* [WHAT YOU NEED TO DO]: Rewrite the rows starting at the one containing "hot-spot-1 (758, 364, 764, 370)" and ending at the one containing "enumerate the UI", replacing each "x-tick-label" with "x-axis-tick" and leaving everything else unchanged.

* [SUPPLIED RECORDS]:
━━━━

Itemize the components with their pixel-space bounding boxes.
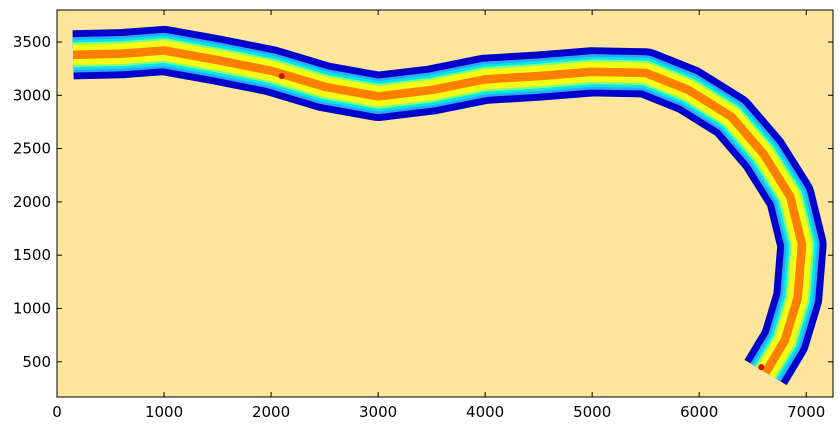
hot-spot-1 (758, 364, 764, 370)
y-tick-label: 2000 (13, 193, 51, 211)
x-tick-label: 0 (52, 403, 62, 421)
y-tick-label: 2500 (13, 140, 51, 158)
x-tick-label: 3000 (359, 403, 397, 421)
hot-spot-0 (279, 73, 285, 79)
y-tick-label: 3500 (13, 33, 51, 51)
y-tick-label: 1000 (13, 300, 51, 318)
x-tick-label: 4000 (466, 403, 504, 421)
x-tick-label: 6000 (680, 403, 718, 421)
x-tick-label: 5000 (573, 403, 611, 421)
y-tick-label: 500 (22, 353, 51, 371)
x-tick-label: 1000 (145, 403, 183, 421)
x-tick-label: 2000 (252, 403, 290, 421)
y-tick-label: 1500 (13, 246, 51, 264)
x-tick-label: 7000 (787, 403, 825, 421)
y-tick-label: 3000 (13, 86, 51, 104)
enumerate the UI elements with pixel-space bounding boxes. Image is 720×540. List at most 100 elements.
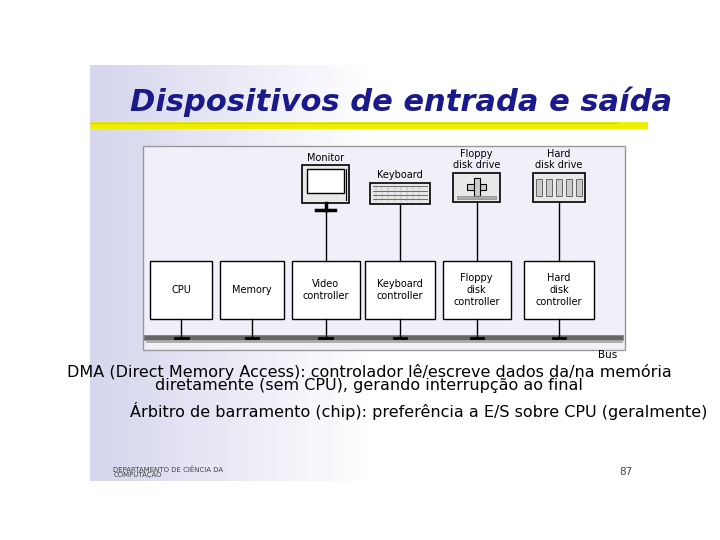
Bar [145, 65, 153, 481]
Bar [279, 65, 285, 481]
Text: Árbitro de barramento (chip): preferência a E/S sobre CPU (geralmente): Árbitro de barramento (chip): preferênci… [130, 402, 708, 420]
Bar [557, 65, 564, 481]
Bar [111, 65, 118, 481]
Bar [90, 65, 97, 481]
FancyBboxPatch shape [536, 179, 542, 195]
Text: Monitor: Monitor [307, 153, 344, 163]
Text: DEPARTAMENTO DE CIÊNCIA DA: DEPARTAMENTO DE CIÊNCIA DA [113, 467, 223, 473]
Bar [258, 65, 264, 481]
Bar [404, 65, 411, 481]
Bar [222, 65, 230, 481]
Bar [578, 65, 585, 481]
FancyBboxPatch shape [220, 261, 284, 319]
Bar [474, 65, 481, 481]
Bar [118, 65, 125, 481]
Bar [153, 65, 160, 481]
Bar [606, 65, 613, 481]
Text: Bus: Bus [598, 350, 617, 361]
Bar [194, 65, 202, 481]
Bar [139, 65, 145, 481]
Bar [236, 65, 243, 481]
FancyBboxPatch shape [576, 179, 582, 195]
FancyBboxPatch shape [457, 195, 496, 199]
Bar [536, 65, 544, 481]
Bar [300, 65, 306, 481]
Text: Hard
disk drive: Hard disk drive [535, 150, 582, 170]
Bar [418, 65, 425, 481]
FancyBboxPatch shape [302, 165, 349, 204]
Bar [264, 65, 271, 481]
Bar [306, 65, 313, 481]
FancyBboxPatch shape [467, 184, 486, 190]
Text: DMA (Direct Memory Access): controlador lê/escreve dados da/na memória: DMA (Direct Memory Access): controlador … [67, 363, 671, 380]
Bar [188, 65, 194, 481]
Bar [523, 65, 529, 481]
FancyBboxPatch shape [566, 179, 572, 195]
Bar [495, 65, 502, 481]
Bar [313, 65, 320, 481]
Bar [376, 65, 383, 481]
Bar [341, 65, 348, 481]
FancyBboxPatch shape [443, 261, 510, 319]
FancyBboxPatch shape [533, 173, 585, 202]
Bar [599, 65, 606, 481]
Bar [620, 65, 627, 481]
Bar [544, 65, 550, 481]
Text: Video
controller: Video controller [302, 279, 349, 301]
Bar [481, 65, 487, 481]
Bar [230, 65, 236, 481]
Text: Keyboard: Keyboard [377, 170, 423, 180]
Bar [432, 65, 438, 481]
Bar [160, 65, 167, 481]
Bar [459, 65, 467, 481]
Bar [516, 65, 523, 481]
Bar [202, 65, 209, 481]
Bar [397, 65, 404, 481]
Bar [251, 65, 258, 481]
Bar [634, 65, 641, 481]
Text: Hard
disk
controller: Hard disk controller [536, 273, 582, 307]
Bar [132, 65, 139, 481]
Text: Floppy
disk drive: Floppy disk drive [453, 150, 500, 170]
Bar [411, 65, 418, 481]
Bar [453, 65, 459, 481]
Bar [425, 65, 432, 481]
Bar [348, 65, 355, 481]
Bar [585, 65, 593, 481]
FancyBboxPatch shape [365, 261, 435, 319]
Bar [104, 65, 111, 481]
Bar [215, 65, 222, 481]
Text: CPU: CPU [171, 285, 192, 295]
Bar [320, 65, 327, 481]
Bar [383, 65, 390, 481]
Bar [564, 65, 571, 481]
Bar [593, 65, 599, 481]
FancyBboxPatch shape [307, 168, 344, 193]
Bar [243, 65, 251, 481]
Bar [292, 65, 300, 481]
Bar [627, 65, 634, 481]
Bar [174, 65, 181, 481]
Text: 87: 87 [619, 467, 632, 477]
Bar [97, 65, 104, 481]
Text: Memory: Memory [232, 285, 271, 295]
FancyBboxPatch shape [454, 173, 500, 202]
Bar [438, 65, 446, 481]
Text: Floppy
disk
controller: Floppy disk controller [454, 273, 500, 307]
Bar [285, 65, 292, 481]
Bar [369, 65, 376, 481]
FancyBboxPatch shape [474, 178, 480, 197]
FancyBboxPatch shape [370, 183, 431, 204]
Bar [641, 65, 648, 481]
Bar [181, 65, 188, 481]
Bar [390, 65, 397, 481]
Bar [271, 65, 279, 481]
Text: COMPUTAÇÃO: COMPUTAÇÃO [113, 470, 162, 478]
Bar [613, 65, 620, 481]
FancyBboxPatch shape [556, 179, 562, 195]
Bar [167, 65, 174, 481]
Bar [355, 65, 362, 481]
FancyBboxPatch shape [143, 146, 625, 350]
FancyBboxPatch shape [150, 261, 212, 319]
Bar [550, 65, 557, 481]
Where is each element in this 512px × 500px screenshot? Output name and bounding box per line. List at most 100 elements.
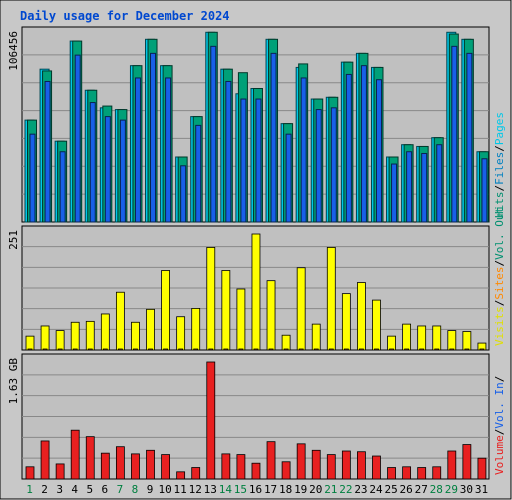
legend-item: /: [493, 260, 506, 267]
bar-visits: [55, 330, 65, 351]
legend-item: Vol. Out: [493, 207, 506, 260]
bar-pages: [240, 98, 247, 223]
bar-volume: [462, 444, 472, 480]
bar-visits: [131, 321, 140, 351]
bar-volume: [417, 467, 427, 480]
bar-volume: [70, 429, 80, 480]
day-label: 21: [324, 483, 337, 496]
bar-visits: [40, 325, 50, 351]
bar-visits: [296, 267, 306, 351]
bar-pages: [210, 45, 217, 223]
day-label: 6: [102, 483, 109, 496]
bar-sites: [464, 348, 470, 351]
day-label: 16: [249, 483, 262, 496]
day-label: 13: [204, 483, 217, 496]
bar-sites: [389, 348, 394, 351]
bar-visits: [387, 335, 396, 351]
day-label: 4: [71, 483, 78, 496]
bar-pages: [165, 77, 172, 223]
day-label: 8: [132, 483, 139, 496]
day-label: 27: [415, 483, 428, 496]
bar-visits: [417, 325, 427, 351]
day-label: 26: [400, 483, 413, 496]
bar-volume: [281, 461, 291, 480]
day-label: 24: [369, 483, 383, 496]
bar-visits: [176, 316, 186, 351]
bar-pages: [421, 152, 428, 223]
bar-visits: [462, 331, 472, 351]
bar-pages: [270, 52, 277, 223]
bar-volume: [206, 361, 216, 480]
bar-volume: [161, 454, 170, 480]
bar-pages: [225, 80, 232, 223]
bar-sites: [87, 348, 93, 351]
bar-visits: [447, 330, 457, 351]
bar-sites: [42, 348, 48, 351]
bar-visits: [146, 308, 155, 351]
bar-pages: [406, 151, 413, 223]
bar-pages: [360, 65, 367, 223]
bar-sites: [57, 348, 63, 351]
day-label: 28: [430, 483, 443, 496]
day-label: 17: [264, 483, 277, 496]
legend-item: /: [493, 300, 506, 307]
bar-pages: [119, 119, 126, 223]
bar-pages: [300, 77, 307, 223]
bar-visits: [266, 280, 276, 351]
bar-volume: [25, 466, 35, 480]
bar-sites: [72, 348, 78, 351]
bar-sites: [102, 348, 108, 351]
bar-visits: [191, 308, 201, 351]
day-label: 22: [339, 483, 352, 496]
day-label: 11: [174, 483, 187, 496]
bar-volume: [432, 466, 442, 480]
bar-pages: [330, 107, 337, 223]
bar-volume: [85, 436, 95, 480]
bar-pages: [466, 52, 473, 223]
bar-volume: [447, 450, 457, 480]
bar-sites: [434, 348, 440, 351]
bar-pages: [29, 133, 36, 223]
scale-label-hits: 106456: [7, 31, 20, 71]
legend-item: /: [493, 376, 506, 383]
bar-pages: [104, 116, 111, 223]
bar-visits: [251, 233, 261, 351]
bar-visits: [70, 321, 80, 351]
day-label: 10: [158, 483, 171, 496]
bar-sites: [27, 348, 33, 351]
bar-sites: [133, 348, 138, 351]
day-label: 15: [234, 483, 247, 496]
day-label: 5: [86, 483, 93, 496]
scale-label-visits: 251: [7, 230, 20, 250]
bar-sites: [253, 348, 259, 351]
bar-volume: [477, 457, 487, 480]
bar-volume: [311, 449, 321, 480]
legend-item: Pages: [493, 112, 506, 145]
day-label: 20: [309, 483, 322, 496]
bar-volume: [402, 466, 412, 480]
bar-volume: [372, 455, 381, 480]
bar-visits: [432, 325, 442, 351]
bar-volume: [221, 453, 231, 480]
chart-title: Daily usage for December 2024: [20, 9, 230, 23]
bar-visits: [206, 247, 216, 351]
day-label: 19: [294, 483, 307, 496]
legend-item: /: [493, 145, 506, 152]
day-label: 12: [189, 483, 202, 496]
bar-sites: [193, 348, 199, 351]
bar-sites: [313, 348, 319, 351]
day-label: 18: [279, 483, 292, 496]
legend-item: Files: [493, 152, 506, 185]
bar-sites: [178, 348, 184, 351]
legend-item: Volume: [493, 435, 506, 475]
day-label: 25: [384, 483, 397, 496]
bar-pages: [195, 124, 202, 223]
bar-visits: [341, 293, 351, 351]
legend-item: /: [493, 185, 506, 192]
bar-volume: [296, 443, 306, 480]
bar-visits: [85, 320, 95, 351]
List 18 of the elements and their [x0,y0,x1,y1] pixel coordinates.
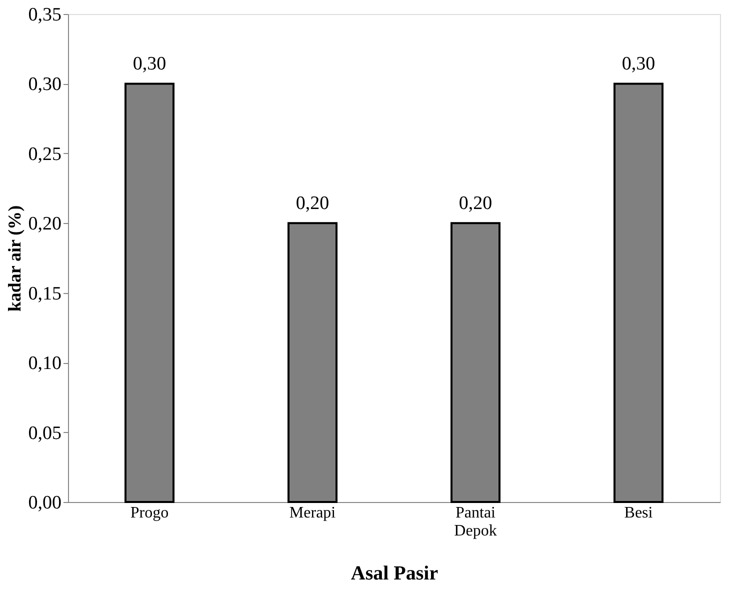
data-label: 0,20 [458,193,492,214]
x-tick-label: Pantai Depok [454,504,497,540]
y-tick-label: 0,15 [28,283,62,304]
x-tick-label: Merapi [289,504,336,522]
x-tick-label: Besi [624,504,654,522]
y-tick-label: 0,00 [28,492,62,514]
data-label: 0,30 [622,54,656,75]
y-tick-label: 0,30 [28,74,62,96]
data-label: 0,20 [296,193,330,214]
y-tick-label: 0,20 [28,214,62,235]
y-tick-label: 0,10 [28,353,62,374]
y-tick-label: 0,25 [28,144,62,165]
x-axis-title: Asal Pasir [350,562,438,584]
data-label: 0,30 [132,54,166,75]
y-tick-label: 0,05 [28,422,62,444]
x-tick-label: Progo [130,504,169,522]
y-tick-label: 0,35 [28,4,62,26]
y-axis-title: kadar air (%) [4,205,24,312]
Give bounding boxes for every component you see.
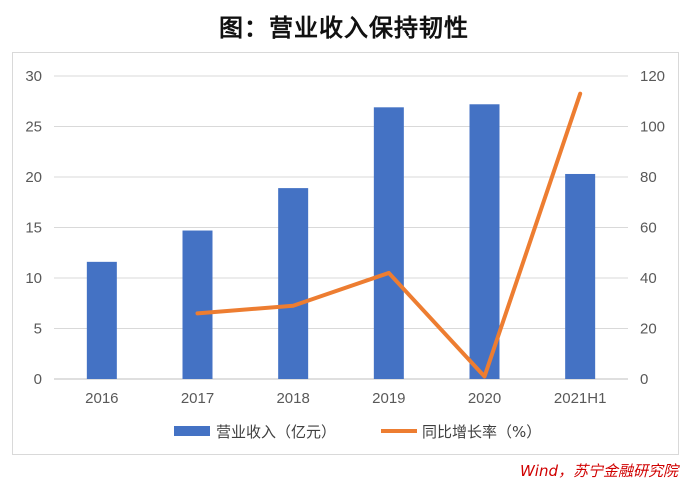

━━━━

* [REPLY]:
hot-spot-1 (758, 364, 764, 370)
y-tick-label: 2000 (13, 193, 51, 211)
x-axis-tick: 0 (52, 403, 62, 421)
y-tick-label: 2500 (13, 140, 51, 158)
x-axis-tick: 3000 (359, 403, 397, 421)
hot-spot-0 (279, 73, 285, 79)
y-tick-label: 3500 (13, 33, 51, 51)
y-tick-label: 1000 (13, 300, 51, 318)
x-axis-tick: 4000 (466, 403, 504, 421)
x-axis-tick: 6000 (680, 403, 718, 421)
x-axis-tick: 5000 (573, 403, 611, 421)
y-tick-label: 500 (22, 353, 51, 371)
x-axis-tick: 1000 (145, 403, 183, 421)
x-axis-tick: 2000 (252, 403, 290, 421)
y-tick-label: 1500 (13, 246, 51, 264)
x-axis-tick: 7000 (787, 403, 825, 421)
y-tick-label: 3000 (13, 86, 51, 104)
enumerate the UI elements with pixel-space bounding boxes. Image is 720×540. List at most 100 elements.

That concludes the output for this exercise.